Written request. Identify every line containing the word "JSON" and reproduce each one.

--- Start Exercise materials ---

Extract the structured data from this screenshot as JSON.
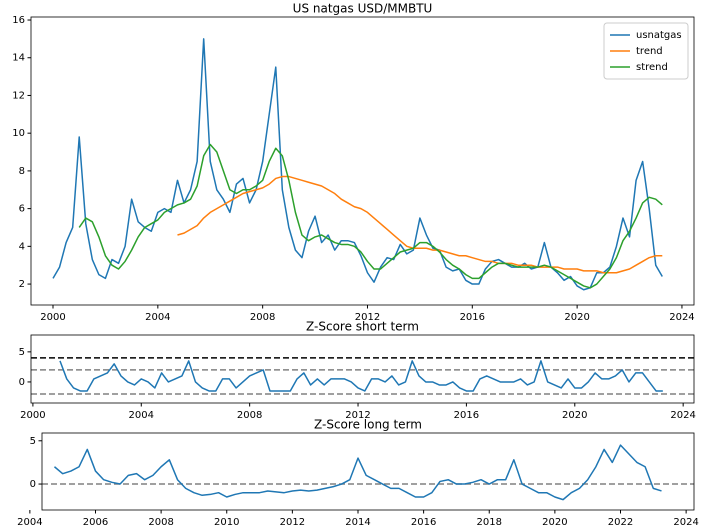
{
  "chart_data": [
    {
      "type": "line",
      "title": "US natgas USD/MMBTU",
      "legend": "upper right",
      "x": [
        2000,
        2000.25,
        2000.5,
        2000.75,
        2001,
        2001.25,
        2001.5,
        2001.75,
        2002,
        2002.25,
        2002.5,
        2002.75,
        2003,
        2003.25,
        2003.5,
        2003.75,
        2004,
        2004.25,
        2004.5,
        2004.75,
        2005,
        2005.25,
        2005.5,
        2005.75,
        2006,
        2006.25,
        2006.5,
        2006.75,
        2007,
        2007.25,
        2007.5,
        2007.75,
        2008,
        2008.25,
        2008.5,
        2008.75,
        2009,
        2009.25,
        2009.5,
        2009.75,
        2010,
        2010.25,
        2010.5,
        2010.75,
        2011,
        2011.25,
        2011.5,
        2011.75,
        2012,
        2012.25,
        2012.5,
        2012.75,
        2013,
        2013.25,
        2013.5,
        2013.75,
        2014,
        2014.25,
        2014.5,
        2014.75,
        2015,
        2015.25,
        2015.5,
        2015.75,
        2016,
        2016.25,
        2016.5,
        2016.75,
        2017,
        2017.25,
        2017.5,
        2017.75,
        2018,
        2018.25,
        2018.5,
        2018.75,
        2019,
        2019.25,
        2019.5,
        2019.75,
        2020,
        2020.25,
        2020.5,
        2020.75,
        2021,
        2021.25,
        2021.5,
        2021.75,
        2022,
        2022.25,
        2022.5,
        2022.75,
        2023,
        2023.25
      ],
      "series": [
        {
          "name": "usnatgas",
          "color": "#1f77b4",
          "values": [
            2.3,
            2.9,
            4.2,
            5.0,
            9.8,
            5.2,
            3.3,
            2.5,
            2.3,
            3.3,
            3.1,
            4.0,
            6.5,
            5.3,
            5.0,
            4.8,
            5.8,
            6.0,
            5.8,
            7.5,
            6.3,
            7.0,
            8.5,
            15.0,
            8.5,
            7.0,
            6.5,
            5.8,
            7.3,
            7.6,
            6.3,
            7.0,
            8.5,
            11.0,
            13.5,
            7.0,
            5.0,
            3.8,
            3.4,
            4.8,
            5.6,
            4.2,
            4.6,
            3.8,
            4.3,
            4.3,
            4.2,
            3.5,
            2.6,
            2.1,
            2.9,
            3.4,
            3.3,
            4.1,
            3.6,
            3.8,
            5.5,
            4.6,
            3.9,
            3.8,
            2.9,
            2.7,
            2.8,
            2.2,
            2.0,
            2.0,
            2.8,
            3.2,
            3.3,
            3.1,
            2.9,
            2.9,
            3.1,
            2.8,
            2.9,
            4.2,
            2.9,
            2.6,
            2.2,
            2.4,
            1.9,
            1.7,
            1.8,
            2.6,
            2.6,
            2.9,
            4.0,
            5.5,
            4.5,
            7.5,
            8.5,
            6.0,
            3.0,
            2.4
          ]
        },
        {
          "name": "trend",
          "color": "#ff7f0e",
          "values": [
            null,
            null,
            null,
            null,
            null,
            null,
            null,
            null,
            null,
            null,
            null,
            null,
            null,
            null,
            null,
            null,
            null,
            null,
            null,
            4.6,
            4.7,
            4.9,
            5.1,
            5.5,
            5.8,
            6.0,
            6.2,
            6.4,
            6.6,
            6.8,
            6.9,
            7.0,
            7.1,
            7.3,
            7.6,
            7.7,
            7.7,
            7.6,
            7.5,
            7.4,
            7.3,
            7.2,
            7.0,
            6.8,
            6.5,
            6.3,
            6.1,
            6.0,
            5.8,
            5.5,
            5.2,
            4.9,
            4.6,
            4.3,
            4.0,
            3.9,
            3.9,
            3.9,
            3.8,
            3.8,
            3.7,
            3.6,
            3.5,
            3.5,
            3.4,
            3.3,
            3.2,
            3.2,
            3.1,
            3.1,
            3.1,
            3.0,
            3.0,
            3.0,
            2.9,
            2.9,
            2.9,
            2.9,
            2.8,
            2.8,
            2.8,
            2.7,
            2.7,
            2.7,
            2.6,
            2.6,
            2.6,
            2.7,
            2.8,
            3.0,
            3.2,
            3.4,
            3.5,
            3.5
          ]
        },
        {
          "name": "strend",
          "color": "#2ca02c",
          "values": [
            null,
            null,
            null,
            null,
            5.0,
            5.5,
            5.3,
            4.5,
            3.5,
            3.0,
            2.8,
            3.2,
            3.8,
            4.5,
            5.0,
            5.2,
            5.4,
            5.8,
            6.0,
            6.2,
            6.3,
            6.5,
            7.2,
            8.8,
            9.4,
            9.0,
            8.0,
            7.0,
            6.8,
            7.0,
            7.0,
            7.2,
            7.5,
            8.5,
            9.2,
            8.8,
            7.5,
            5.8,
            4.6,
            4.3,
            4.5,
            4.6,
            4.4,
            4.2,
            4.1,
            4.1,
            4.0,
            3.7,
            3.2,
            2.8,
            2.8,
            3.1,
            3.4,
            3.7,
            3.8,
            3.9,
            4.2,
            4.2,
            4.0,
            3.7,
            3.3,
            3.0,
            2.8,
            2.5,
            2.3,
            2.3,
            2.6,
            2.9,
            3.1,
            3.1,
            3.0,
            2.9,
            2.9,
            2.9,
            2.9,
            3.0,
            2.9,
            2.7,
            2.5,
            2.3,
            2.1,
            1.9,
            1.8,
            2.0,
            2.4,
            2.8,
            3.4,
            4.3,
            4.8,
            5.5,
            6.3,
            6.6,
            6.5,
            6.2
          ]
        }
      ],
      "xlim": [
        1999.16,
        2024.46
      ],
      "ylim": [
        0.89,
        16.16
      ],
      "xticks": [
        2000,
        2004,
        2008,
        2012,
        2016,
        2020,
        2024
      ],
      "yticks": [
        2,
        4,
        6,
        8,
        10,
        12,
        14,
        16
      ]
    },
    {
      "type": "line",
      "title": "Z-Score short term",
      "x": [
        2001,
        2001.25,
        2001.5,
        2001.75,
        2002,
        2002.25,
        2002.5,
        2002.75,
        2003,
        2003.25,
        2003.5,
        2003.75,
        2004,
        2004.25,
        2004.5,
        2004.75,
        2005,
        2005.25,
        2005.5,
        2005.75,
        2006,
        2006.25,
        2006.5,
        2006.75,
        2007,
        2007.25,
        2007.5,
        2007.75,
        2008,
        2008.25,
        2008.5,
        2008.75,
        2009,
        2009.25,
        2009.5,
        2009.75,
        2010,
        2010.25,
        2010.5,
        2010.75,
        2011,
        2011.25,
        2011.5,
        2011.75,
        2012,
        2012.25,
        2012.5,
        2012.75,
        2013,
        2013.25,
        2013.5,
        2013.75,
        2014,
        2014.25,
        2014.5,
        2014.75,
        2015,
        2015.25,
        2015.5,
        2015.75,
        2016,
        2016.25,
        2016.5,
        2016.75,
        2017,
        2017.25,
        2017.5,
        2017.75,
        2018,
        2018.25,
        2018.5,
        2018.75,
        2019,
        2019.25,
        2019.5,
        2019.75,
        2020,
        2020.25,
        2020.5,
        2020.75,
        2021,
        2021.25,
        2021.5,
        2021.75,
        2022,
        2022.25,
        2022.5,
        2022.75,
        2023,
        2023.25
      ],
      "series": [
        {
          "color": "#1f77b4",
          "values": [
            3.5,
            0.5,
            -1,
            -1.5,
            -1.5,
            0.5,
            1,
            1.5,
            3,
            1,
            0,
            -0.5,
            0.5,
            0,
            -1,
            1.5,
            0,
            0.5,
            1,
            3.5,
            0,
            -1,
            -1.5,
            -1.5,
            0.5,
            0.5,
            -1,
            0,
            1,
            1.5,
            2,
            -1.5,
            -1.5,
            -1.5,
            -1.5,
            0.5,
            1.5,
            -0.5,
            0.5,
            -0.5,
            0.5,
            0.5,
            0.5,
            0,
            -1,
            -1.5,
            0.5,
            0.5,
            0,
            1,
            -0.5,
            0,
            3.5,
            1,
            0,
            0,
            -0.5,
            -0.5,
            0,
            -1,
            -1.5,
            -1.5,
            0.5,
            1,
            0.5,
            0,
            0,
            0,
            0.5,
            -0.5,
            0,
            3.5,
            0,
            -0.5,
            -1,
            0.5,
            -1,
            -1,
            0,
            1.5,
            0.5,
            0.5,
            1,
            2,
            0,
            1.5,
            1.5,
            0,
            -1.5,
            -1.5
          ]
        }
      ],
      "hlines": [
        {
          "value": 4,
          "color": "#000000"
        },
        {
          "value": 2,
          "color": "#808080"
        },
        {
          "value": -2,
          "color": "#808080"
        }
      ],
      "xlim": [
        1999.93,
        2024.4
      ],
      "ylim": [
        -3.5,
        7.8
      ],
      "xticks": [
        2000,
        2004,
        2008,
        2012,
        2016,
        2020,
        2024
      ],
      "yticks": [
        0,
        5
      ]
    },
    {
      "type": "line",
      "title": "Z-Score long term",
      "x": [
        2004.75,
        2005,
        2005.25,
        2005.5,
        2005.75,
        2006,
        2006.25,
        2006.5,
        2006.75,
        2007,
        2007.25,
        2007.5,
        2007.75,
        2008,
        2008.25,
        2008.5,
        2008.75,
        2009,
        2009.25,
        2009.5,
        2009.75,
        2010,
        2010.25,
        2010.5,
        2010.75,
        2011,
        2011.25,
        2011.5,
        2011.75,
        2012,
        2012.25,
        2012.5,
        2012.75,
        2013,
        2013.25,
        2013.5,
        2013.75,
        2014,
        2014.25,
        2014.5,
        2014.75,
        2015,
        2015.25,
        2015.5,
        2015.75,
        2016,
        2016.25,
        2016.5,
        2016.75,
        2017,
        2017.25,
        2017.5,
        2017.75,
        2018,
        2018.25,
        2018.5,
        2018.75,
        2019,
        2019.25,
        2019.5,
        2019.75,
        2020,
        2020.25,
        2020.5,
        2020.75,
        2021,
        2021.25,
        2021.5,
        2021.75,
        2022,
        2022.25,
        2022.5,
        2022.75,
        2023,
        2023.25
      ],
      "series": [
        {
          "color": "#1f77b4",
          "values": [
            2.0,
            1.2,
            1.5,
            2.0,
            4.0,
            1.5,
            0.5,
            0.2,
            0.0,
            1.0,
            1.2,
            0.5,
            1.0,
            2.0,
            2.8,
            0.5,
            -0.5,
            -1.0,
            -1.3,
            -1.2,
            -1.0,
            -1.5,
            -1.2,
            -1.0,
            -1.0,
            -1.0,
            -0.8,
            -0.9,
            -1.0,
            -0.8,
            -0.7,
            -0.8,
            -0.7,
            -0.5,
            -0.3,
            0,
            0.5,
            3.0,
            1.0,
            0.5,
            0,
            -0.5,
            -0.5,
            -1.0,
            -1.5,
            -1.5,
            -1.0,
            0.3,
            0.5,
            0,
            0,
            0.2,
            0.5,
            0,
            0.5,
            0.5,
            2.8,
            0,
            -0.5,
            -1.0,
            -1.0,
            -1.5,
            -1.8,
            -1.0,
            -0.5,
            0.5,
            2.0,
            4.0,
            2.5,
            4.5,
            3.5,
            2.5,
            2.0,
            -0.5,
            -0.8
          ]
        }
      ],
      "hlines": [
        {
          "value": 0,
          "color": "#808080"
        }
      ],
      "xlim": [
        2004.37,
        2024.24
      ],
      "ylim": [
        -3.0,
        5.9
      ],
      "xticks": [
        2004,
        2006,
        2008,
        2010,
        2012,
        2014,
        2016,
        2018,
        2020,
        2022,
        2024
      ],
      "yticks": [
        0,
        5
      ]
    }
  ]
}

--- End Exercise materials ---
--- Start Exercise materials ---

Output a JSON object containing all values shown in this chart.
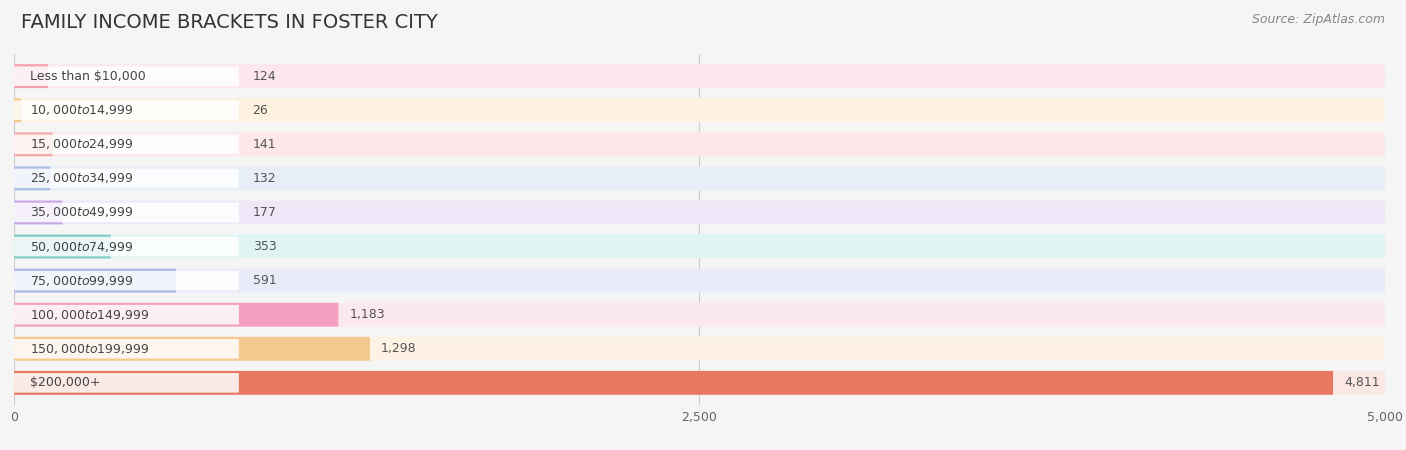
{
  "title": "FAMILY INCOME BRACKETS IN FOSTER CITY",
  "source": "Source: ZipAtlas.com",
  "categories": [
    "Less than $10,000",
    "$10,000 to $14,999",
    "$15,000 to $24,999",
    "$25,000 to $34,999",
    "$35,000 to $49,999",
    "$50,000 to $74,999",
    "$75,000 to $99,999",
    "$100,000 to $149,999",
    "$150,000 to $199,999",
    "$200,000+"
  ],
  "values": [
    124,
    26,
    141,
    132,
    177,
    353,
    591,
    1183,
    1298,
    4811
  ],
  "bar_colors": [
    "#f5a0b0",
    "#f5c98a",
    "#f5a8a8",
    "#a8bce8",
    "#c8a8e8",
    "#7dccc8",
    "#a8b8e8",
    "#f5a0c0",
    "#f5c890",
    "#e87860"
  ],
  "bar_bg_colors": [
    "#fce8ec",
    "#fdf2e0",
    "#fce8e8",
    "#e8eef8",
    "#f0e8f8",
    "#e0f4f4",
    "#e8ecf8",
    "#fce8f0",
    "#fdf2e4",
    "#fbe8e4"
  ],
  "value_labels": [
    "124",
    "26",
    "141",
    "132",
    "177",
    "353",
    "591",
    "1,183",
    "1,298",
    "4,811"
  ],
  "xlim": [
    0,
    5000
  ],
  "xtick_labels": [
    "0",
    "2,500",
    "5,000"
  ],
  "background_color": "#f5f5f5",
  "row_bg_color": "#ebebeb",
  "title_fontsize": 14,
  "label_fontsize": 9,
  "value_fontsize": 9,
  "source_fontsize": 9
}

--- End Exercise materials ---

Complete answer.
Extract the structured data from this screenshot as JSON.
Output a JSON object containing all values shown in this chart.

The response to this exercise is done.